• **Task input**:
===

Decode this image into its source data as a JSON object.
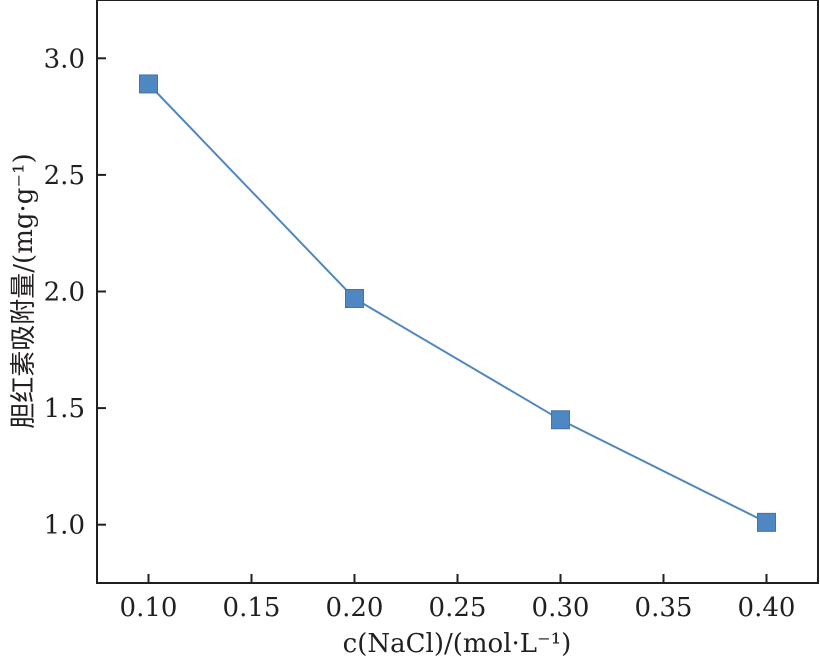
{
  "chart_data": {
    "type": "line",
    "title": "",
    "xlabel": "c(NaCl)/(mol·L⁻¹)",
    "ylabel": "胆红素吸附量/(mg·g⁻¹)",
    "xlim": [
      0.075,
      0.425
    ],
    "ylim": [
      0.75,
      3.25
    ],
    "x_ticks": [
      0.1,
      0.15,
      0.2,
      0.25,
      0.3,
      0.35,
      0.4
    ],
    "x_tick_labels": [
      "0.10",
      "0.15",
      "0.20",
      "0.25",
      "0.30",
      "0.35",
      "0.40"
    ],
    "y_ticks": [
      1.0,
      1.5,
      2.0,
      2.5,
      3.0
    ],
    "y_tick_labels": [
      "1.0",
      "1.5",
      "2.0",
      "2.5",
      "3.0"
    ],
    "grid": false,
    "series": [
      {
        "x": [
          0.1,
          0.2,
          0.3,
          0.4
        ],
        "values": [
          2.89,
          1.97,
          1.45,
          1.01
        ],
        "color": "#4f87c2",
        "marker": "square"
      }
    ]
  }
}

===

• **What to do**:
Copy the records exactly. Skip the pictures.

• **Task solution**:
Decode this image into its source data as a JSON object.
{
  "chart_data": {
    "type": "line",
    "title": "",
    "xlabel": "c(NaCl)/(mol·L⁻¹)",
    "ylabel": "胆红素吸附量/(mg·g⁻¹)",
    "xlim": [
      0.075,
      0.425
    ],
    "ylim": [
      0.75,
      3.25
    ],
    "x_ticks": [
      0.1,
      0.15,
      0.2,
      0.25,
      0.3,
      0.35,
      0.4
    ],
    "x_tick_labels": [
      "0.10",
      "0.15",
      "0.20",
      "0.25",
      "0.30",
      "0.35",
      "0.40"
    ],
    "y_ticks": [
      1.0,
      1.5,
      2.0,
      2.5,
      3.0
    ],
    "y_tick_labels": [
      "1.0",
      "1.5",
      "2.0",
      "2.5",
      "3.0"
    ],
    "grid": false,
    "series": [
      {
        "x": [
          0.1,
          0.2,
          0.3,
          0.4
        ],
        "values": [
          2.89,
          1.97,
          1.45,
          1.01
        ],
        "color": "#4f87c2",
        "marker": "square"
      }
    ]
  }
}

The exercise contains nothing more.